[Stored data]
○ ○ ○ ○ ○
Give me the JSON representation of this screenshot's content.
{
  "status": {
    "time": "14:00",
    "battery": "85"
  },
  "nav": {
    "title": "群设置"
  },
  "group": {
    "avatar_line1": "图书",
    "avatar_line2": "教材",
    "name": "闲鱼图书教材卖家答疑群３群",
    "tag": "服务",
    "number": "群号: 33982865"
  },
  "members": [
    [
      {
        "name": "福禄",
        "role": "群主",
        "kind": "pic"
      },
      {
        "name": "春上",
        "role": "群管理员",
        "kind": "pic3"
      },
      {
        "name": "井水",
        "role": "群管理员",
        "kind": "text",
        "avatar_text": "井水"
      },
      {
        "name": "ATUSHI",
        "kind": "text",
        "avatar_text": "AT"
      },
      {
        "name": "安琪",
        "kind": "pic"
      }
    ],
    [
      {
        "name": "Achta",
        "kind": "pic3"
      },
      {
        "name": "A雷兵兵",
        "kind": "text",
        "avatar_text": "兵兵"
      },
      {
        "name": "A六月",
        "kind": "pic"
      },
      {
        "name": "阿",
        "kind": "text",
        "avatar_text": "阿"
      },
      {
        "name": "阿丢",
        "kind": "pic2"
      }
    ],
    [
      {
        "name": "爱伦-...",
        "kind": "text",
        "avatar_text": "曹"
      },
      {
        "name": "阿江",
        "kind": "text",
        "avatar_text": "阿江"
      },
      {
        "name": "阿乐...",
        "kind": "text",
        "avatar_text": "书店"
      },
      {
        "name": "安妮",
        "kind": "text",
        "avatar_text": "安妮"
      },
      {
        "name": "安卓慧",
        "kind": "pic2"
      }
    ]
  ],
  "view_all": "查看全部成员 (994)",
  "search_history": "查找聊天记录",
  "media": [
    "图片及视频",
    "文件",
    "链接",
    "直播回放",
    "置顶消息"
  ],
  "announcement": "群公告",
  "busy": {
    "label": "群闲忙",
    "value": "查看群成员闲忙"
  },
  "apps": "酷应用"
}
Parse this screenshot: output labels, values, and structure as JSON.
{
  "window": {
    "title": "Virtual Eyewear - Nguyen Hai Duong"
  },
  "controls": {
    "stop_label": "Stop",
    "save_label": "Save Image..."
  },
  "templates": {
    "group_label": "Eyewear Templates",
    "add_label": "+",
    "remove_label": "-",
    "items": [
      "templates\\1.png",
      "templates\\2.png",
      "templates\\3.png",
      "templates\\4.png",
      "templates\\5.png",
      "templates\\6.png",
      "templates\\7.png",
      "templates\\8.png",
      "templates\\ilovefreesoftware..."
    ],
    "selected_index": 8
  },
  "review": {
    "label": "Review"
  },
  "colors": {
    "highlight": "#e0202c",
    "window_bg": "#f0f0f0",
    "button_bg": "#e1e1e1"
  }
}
○ ○ ○ ○ ○
> _Your goal_: Your task is to collect every line above that contains the word "this".

> _The output_:
Give me the JSON representation of this screenshot's content.
Parse this screenshot: output labels, values, and structure as JSON.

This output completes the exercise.